▶ _INSTRUCTIONS FOR THE TASK_
Give all of the lines again exactly as they read.

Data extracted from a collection
#####

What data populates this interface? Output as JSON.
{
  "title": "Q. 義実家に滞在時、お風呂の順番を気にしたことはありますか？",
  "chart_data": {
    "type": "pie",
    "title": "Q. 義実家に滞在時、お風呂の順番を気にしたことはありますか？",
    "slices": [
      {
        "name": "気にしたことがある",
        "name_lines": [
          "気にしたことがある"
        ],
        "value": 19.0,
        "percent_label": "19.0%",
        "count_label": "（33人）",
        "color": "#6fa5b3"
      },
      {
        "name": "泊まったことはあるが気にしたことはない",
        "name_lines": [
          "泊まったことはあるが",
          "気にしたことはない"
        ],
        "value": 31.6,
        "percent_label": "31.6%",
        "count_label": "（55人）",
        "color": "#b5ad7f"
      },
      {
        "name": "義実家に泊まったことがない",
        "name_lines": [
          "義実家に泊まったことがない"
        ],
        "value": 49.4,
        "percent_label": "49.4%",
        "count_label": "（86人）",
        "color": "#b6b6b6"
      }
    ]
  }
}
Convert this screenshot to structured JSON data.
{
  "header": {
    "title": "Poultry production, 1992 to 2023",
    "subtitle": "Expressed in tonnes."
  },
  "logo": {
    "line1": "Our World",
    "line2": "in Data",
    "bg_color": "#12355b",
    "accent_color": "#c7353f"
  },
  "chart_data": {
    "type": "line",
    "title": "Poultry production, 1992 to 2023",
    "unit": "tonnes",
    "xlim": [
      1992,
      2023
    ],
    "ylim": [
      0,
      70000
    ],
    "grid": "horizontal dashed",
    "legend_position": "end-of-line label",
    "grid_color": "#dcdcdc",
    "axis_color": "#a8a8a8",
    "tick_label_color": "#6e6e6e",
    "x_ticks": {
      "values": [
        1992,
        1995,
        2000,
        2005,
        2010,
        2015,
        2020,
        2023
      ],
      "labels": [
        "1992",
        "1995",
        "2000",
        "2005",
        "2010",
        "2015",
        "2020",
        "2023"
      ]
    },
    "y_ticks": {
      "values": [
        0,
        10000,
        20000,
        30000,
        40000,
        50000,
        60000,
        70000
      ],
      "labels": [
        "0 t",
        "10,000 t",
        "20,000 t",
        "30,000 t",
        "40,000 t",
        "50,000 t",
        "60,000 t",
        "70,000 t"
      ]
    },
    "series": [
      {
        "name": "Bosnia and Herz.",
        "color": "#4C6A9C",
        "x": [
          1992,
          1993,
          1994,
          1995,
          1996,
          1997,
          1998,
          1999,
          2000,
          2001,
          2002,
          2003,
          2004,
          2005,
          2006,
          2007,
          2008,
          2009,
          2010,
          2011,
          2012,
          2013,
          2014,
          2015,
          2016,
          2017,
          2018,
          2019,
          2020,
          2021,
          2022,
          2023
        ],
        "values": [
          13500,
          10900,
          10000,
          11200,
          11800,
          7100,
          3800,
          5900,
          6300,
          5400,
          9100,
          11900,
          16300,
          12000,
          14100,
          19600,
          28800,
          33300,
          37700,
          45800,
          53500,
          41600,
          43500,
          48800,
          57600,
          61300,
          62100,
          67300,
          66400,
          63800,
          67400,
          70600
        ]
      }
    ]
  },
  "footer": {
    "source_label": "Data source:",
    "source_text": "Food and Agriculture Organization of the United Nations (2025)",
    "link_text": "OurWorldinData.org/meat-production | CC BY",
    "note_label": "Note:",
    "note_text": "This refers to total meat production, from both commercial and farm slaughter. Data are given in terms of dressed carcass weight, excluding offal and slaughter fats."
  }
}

#####

▶ _ANSWER TO THE PROBLEM_
What data populates this interface? Output as JSON.
{
  "title": "Q. 義実家に滞在時、お風呂の順番を気にしたことはありますか？",
  "chart_data": {
    "type": "pie",
    "title": "Q. 義実家に滞在時、お風呂の順番を気にしたことはありますか？",
    "slices": [
      {
        "name": "気にしたことがある",
        "name_lines": [
          "気にしたことがある"
        ],
        "value": 19.0,
        "percent_label": "19.0%",
        "count_label": "（33人）",
        "color": "#6fa5b3"
      },
      {
        "name": "泊まったことはあるが気にしたことはない",
        "name_lines": [
          "泊まったことはあるが",
          "気にしたことはない"
        ],
        "value": 31.6,
        "percent_label": "31.6%",
        "count_label": "（55人）",
        "color": "#b5ad7f"
      },
      {
        "name": "義実家に泊まったことがない",
        "name_lines": [
          "義実家に泊まったことがない"
        ],
        "value": 49.4,
        "percent_label": "49.4%",
        "count_label": "（86人）",
        "color": "#b6b6b6"
      }
    ]
  }
}
Convert this screenshot to structured JSON data.
{
  "header": {
    "title": "Poultry production, 1992 to 2023",
    "subtitle": "Expressed in tonnes."
  },
  "logo": {
    "line1": "Our World",
    "line2": "in Data",
    "bg_color": "#12355b",
    "accent_color": "#c7353f"
  },
  "chart_data": {
    "type": "line",
    "title": "Poultry production, 1992 to 2023",
    "unit": "tonnes",
    "xlim": [
      1992,
      2023
    ],
    "ylim": [
      0,
      70000
    ],
    "grid": "horizontal dashed",
    "legend_position": "end-of-line label",
    "grid_color": "#dcdcdc",
    "axis_color": "#a8a8a8",
    "tick_label_color": "#6e6e6e",
    "x_ticks": {
      "values": [
        1992,
        1995,
        2000,
        2005,
        2010,
        2015,
        2020,
        2023
      ],
      "labels": [
        "1992",
        "1995",
        "2000",
        "2005",
        "2010",
        "2015",
        "2020",
        "2023"
      ]
    },
    "y_ticks": {
      "values": [
        0,
        10000,
        20000,
        30000,
        40000,
        50000,
        60000,
        70000
      ],
      "labels": [
        "0 t",
        "10,000 t",
        "20,000 t",
        "30,000 t",
        "40,000 t",
        "50,000 t",
        "60,000 t",
        "70,000 t"
      ]
    },
    "series": [
      {
        "name": "Bosnia and Herz.",
        "color": "#4C6A9C",
        "x": [
          1992,
          1993,
          1994,
          1995,
          1996,
          1997,
          1998,
          1999,
          2000,
          2001,
          2002,
          2003,
          2004,
          2005,
          2006,
          2007,
          2008,
          2009,
          2010,
          2011,
          2012,
          2013,
          2014,
          2015,
          2016,
          2017,
          2018,
          2019,
          2020,
          2021,
          2022,
          2023
        ],
        "values": [
          13500,
          10900,
          10000,
          11200,
          11800,
          7100,
          3800,
          5900,
          6300,
          5400,
          9100,
          11900,
          16300,
          12000,
          14100,
          19600,
          28800,
          33300,
          37700,
          45800,
          53500,
          41600,
          43500,
          48800,
          57600,
          61300,
          62100,
          67300,
          66400,
          63800,
          67400,
          70600
        ]
      }
    ]
  },
  "footer": {
    "source_label": "Data source:",
    "source_text": "Food and Agriculture Organization of the United Nations (2025)",
    "link_text": "OurWorldinData.org/meat-production | CC BY",
    "note_label": "Note:",
    "note_text": "This refers to total meat production, from both commercial and farm slaughter. Data are given in terms of dressed carcass weight, excluding offal and slaughter fats."
  }
}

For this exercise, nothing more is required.